TO BE DONE
Reproduce every line of the items below without any change, leaving out the pictures.

MATERIALS PROVIDED
════════

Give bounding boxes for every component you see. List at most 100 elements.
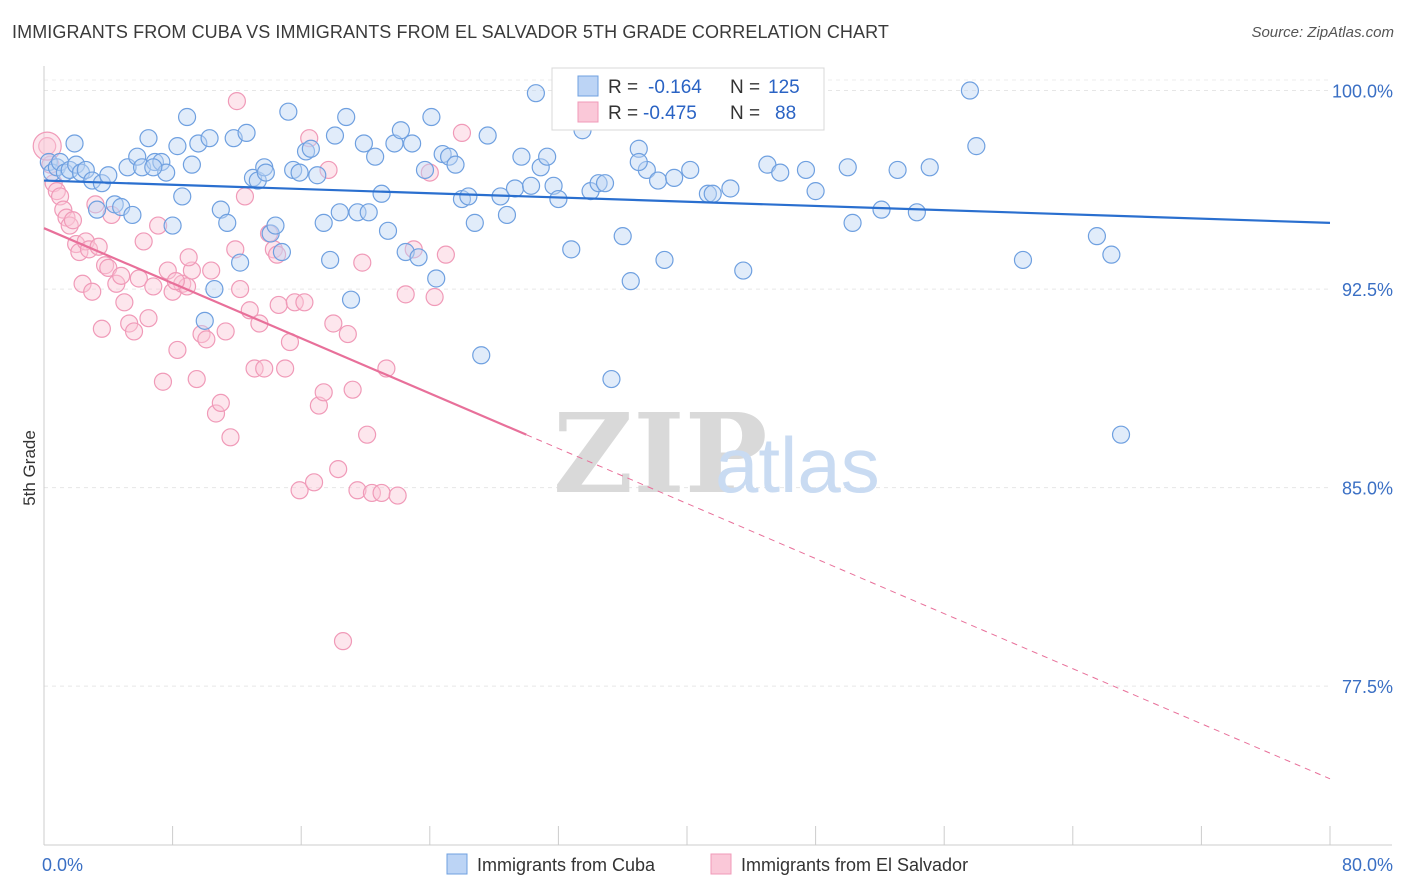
cuba-point-92 [602, 369, 621, 389]
cuba-point-97 [648, 171, 668, 190]
el-salvador-point-25 [124, 322, 144, 341]
watermark-atlas: atlas [715, 421, 880, 509]
el-salvador-point-78 [396, 285, 415, 304]
el-salvador-point-17 [92, 319, 111, 338]
cuba-point-47 [301, 139, 320, 158]
cuba-point-17 [128, 147, 147, 166]
cuba-point-35 [231, 253, 250, 272]
el-salvador-point-67 [329, 459, 348, 479]
cuba-point-107 [796, 160, 816, 180]
y-tick-label-3: 77.5% [1342, 677, 1393, 697]
cuba-point-24 [168, 137, 187, 156]
el-salvador-point-8 [63, 211, 83, 230]
el-salvador-point-38 [187, 369, 206, 389]
y-tick-label-0: 100.0% [1332, 82, 1393, 102]
el-salvador-point-0 [38, 137, 57, 156]
cuba-point-42 [272, 242, 292, 262]
cuba-point-90 [589, 174, 608, 193]
cuba-point-109 [838, 158, 857, 177]
legend-r-label-el-salvador: R = [608, 103, 638, 124]
cuba-point-56 [354, 134, 373, 153]
el-salvador-point-80 [420, 163, 439, 182]
cuba-point-117 [1013, 250, 1033, 270]
trend-line-cuba [43, 179, 1331, 224]
el-salvador-point-44 [216, 322, 235, 341]
y-tick-labels: 100.0% 92.5% 85.0% 77.5% [1332, 82, 1393, 698]
el-salvador-point-45 [221, 428, 240, 447]
el-salvador-point-58 [285, 293, 304, 312]
source-label: Source: ZipAtlas.com [1251, 24, 1394, 41]
el-salvador-point-31 [153, 372, 173, 391]
cuba-point-83 [531, 158, 550, 177]
cuba-point-119 [1102, 245, 1121, 264]
cuba-point-93 [613, 227, 632, 246]
cuba-point-43 [279, 102, 298, 121]
el-salvador-point-22 [112, 266, 131, 285]
el-salvador-point-73 [358, 425, 377, 444]
cuba-point-98 [655, 250, 674, 270]
cuba-point-31 [205, 279, 224, 299]
el-salvador-point-81 [425, 287, 444, 307]
cuba-point-108 [806, 182, 825, 201]
el-salvador-point-3 [47, 182, 66, 201]
x-tick-labels: 0.0% 80.0% [42, 855, 1393, 875]
el-salvador-point-41 [202, 261, 221, 280]
legend-r-value-el-salvador: -0.475 [643, 103, 697, 124]
el-salvador-point-85 [227, 92, 246, 111]
legend-swatch-el-salvador [577, 101, 599, 123]
cuba-point-46 [296, 142, 316, 161]
el-salvador-point-77 [388, 486, 407, 505]
cuba-point-66 [415, 160, 435, 180]
cuba-point-16 [123, 205, 142, 225]
cuba-point-80 [512, 147, 531, 166]
cuba-point-68 [427, 269, 446, 288]
el-salvador-point-71 [348, 481, 367, 500]
cuba-point-57 [359, 203, 378, 222]
el-salvador-point-68 [333, 632, 353, 651]
cuba-point-65 [409, 248, 428, 267]
cuba-point-84 [538, 147, 557, 166]
cuba-point-28 [189, 134, 208, 153]
cuba-point-12 [99, 166, 118, 185]
el-salvador-point-14 [83, 282, 102, 301]
cuba-point-115 [960, 81, 980, 100]
trend-lines [43, 179, 1331, 780]
cuba-point-82 [526, 84, 545, 103]
el-salvador-point-50 [245, 359, 264, 378]
cuba-point-19 [139, 129, 158, 148]
el-salvador-point-34 [168, 340, 187, 360]
cuba-point-78 [497, 205, 517, 225]
el-salvador-point-75 [372, 483, 391, 503]
el-salvador-point-86 [267, 245, 287, 264]
trend-line-el-salvador-extension [526, 434, 1331, 780]
legend-n-value-el-salvador: 88 [775, 103, 796, 124]
legend-r-label-cuba: R = [608, 77, 638, 98]
el-salvador-point-55 [269, 295, 288, 315]
cuba-point-59 [372, 184, 391, 203]
trend-line-el-salvador [43, 227, 527, 436]
chart-title: IMMIGRANTS FROM CUBA VS IMMIGRANTS FROM … [12, 22, 889, 42]
cuba-point-45 [290, 163, 309, 182]
x-tick-label-0: 0.0% [42, 855, 83, 875]
cuba-point-30 [200, 129, 219, 148]
cuba-point-87 [562, 240, 581, 259]
cuba-point-114 [920, 158, 939, 177]
cuba-point-26 [177, 107, 197, 127]
cuba-point-36 [237, 123, 256, 142]
cuba-point-103 [721, 179, 740, 198]
cuba-point-53 [337, 107, 356, 127]
cuba-point-54 [341, 290, 361, 309]
el-salvador-point-27 [134, 232, 153, 251]
el-salvador-point-large [32, 131, 62, 161]
el-salvador-point-29 [144, 277, 163, 296]
legend-box: R = -0.164 N = 125 R = -0.475 N = 88 [551, 67, 825, 131]
el-salvador-point-40 [197, 330, 216, 349]
legend-swatch-cuba [577, 75, 599, 97]
el-salvador-point-62 [304, 473, 324, 492]
cuba-point-86 [549, 189, 568, 209]
cuba-point-58 [366, 147, 385, 166]
cuba-point-123 [256, 163, 275, 182]
cuba-point-10 [87, 200, 107, 219]
cuba-point-112 [888, 160, 907, 180]
cuba-point-64 [403, 134, 422, 153]
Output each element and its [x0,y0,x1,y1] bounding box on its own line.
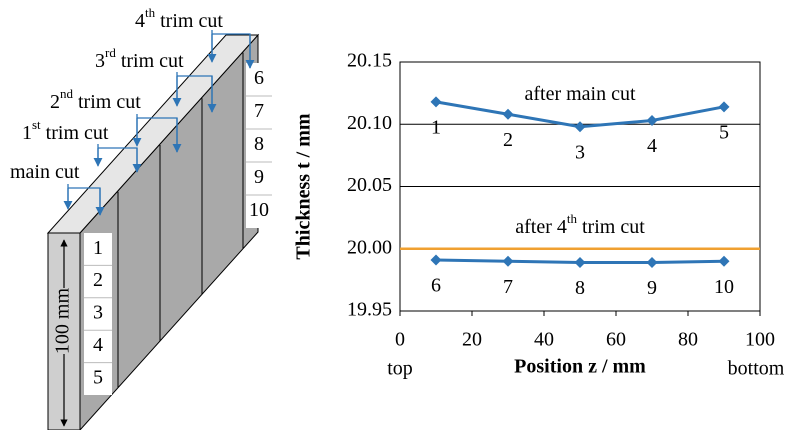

════════

EXERCISE SOLUTION
Give bounding boxes for every component you see. List at most 100 elements.
cuba-point-92 [602, 369, 621, 389]
cuba-point-97 [648, 171, 668, 190]
el-salvador-point-25 [124, 322, 144, 341]
watermark-atlas: atlas [715, 421, 880, 509]
el-salvador-point-78 [396, 285, 415, 304]
el-salvador-point-17 [92, 319, 111, 338]
cuba-point-47 [301, 139, 320, 158]
cuba-point-17 [128, 147, 147, 166]
cuba-point-35 [231, 253, 250, 272]
el-salvador-point-67 [329, 459, 348, 479]
cuba-point-107 [796, 160, 816, 180]
y-tick-label-3: 77.5% [1342, 677, 1393, 697]
cuba-point-24 [168, 137, 187, 156]
el-salvador-point-8 [63, 211, 83, 230]
el-salvador-point-38 [187, 369, 206, 389]
y-tick-label-0: 100.0% [1332, 82, 1393, 102]
el-salvador-point-0 [38, 137, 57, 156]
cuba-point-42 [272, 242, 292, 262]
cuba-point-90 [589, 174, 608, 193]
cuba-point-109 [838, 158, 857, 177]
legend-r-label-el-salvador: R = [608, 103, 638, 124]
cuba-point-56 [354, 134, 373, 153]
el-salvador-point-80 [420, 163, 439, 182]
cuba-point-117 [1013, 250, 1033, 270]
trend-line-cuba [43, 179, 1331, 224]
el-salvador-point-44 [216, 322, 235, 341]
y-tick-labels: 100.0% 92.5% 85.0% 77.5% [1332, 82, 1393, 698]
el-salvador-point-45 [221, 428, 240, 447]
el-salvador-point-58 [285, 293, 304, 312]
source-label: Source: ZipAtlas.com [1251, 24, 1394, 41]
el-salvador-point-31 [153, 372, 173, 391]
cuba-point-83 [531, 158, 550, 177]
cuba-point-119 [1102, 245, 1121, 264]
cuba-point-93 [613, 227, 632, 246]
cuba-point-43 [279, 102, 298, 121]
el-salvador-point-22 [112, 266, 131, 285]
el-salvador-point-73 [358, 425, 377, 444]
cuba-point-98 [655, 250, 674, 270]
cuba-point-31 [205, 279, 224, 299]
el-salvador-point-81 [425, 287, 444, 307]
cuba-point-108 [806, 182, 825, 201]
el-salvador-point-3 [47, 182, 66, 201]
x-tick-labels: 0.0% 80.0% [42, 855, 1393, 875]
el-salvador-point-41 [202, 261, 221, 280]
legend-r-value-el-salvador: -0.475 [643, 103, 697, 124]
el-salvador-point-85 [227, 92, 246, 111]
legend-swatch-el-salvador [577, 101, 599, 123]
cuba-point-46 [296, 142, 316, 161]
el-salvador-point-77 [388, 486, 407, 505]
cuba-point-66 [415, 160, 435, 180]
cuba-point-16 [123, 205, 142, 225]
cuba-point-80 [512, 147, 531, 166]
cuba-point-68 [427, 269, 446, 288]
el-salvador-point-71 [348, 481, 367, 500]
cuba-point-57 [359, 203, 378, 222]
el-salvador-point-68 [333, 632, 353, 651]
cuba-point-65 [409, 248, 428, 267]
cuba-point-84 [538, 147, 557, 166]
cuba-point-28 [189, 134, 208, 153]
cuba-point-12 [99, 166, 118, 185]
el-salvador-point-14 [83, 282, 102, 301]
cuba-point-115 [960, 81, 980, 100]
trend-lines [43, 179, 1331, 780]
cuba-point-82 [526, 84, 545, 103]
el-salvador-point-50 [245, 359, 264, 378]
cuba-point-19 [139, 129, 158, 148]
el-salvador-point-34 [168, 340, 187, 360]
cuba-point-78 [497, 205, 517, 225]
el-salvador-point-75 [372, 483, 391, 503]
el-salvador-point-86 [267, 245, 287, 264]
trend-line-el-salvador-extension [526, 434, 1331, 780]
legend-n-value-el-salvador: 88 [775, 103, 796, 124]
legend-r-label-cuba: R = [608, 77, 638, 98]
el-salvador-point-55 [269, 295, 288, 315]
cuba-point-59 [372, 184, 391, 203]
trend-line-el-salvador [43, 227, 527, 436]
chart-title: IMMIGRANTS FROM CUBA VS IMMIGRANTS FROM … [12, 22, 889, 42]
cuba-point-45 [290, 163, 309, 182]
x-tick-label-0: 0.0% [42, 855, 83, 875]
cuba-point-30 [200, 129, 219, 148]
cuba-point-87 [562, 240, 581, 259]
cuba-point-114 [920, 158, 939, 177]
cuba-point-26 [177, 107, 197, 127]
cuba-point-36 [237, 123, 256, 142]
cuba-point-103 [721, 179, 740, 198]
cuba-point-53 [337, 107, 356, 127]
cuba-point-54 [341, 290, 361, 309]
el-salvador-point-27 [134, 232, 153, 251]
el-salvador-point-large [32, 131, 62, 161]
el-salvador-point-29 [144, 277, 163, 296]
legend-box: R = -0.164 N = 125 R = -0.475 N = 88 [551, 67, 825, 131]
el-salvador-point-40 [197, 330, 216, 349]
legend-swatch-cuba [577, 75, 599, 97]
el-salvador-point-62 [304, 473, 324, 492]
cuba-point-86 [549, 189, 568, 209]
cuba-point-58 [366, 147, 385, 166]
cuba-point-123 [256, 163, 275, 182]
cuba-point-10 [87, 200, 107, 219]
cuba-point-112 [888, 160, 907, 180]
cuba-point-64 [403, 134, 422, 153]
Output each element and its [x0,y0,x1,y1] bounding box on its own line.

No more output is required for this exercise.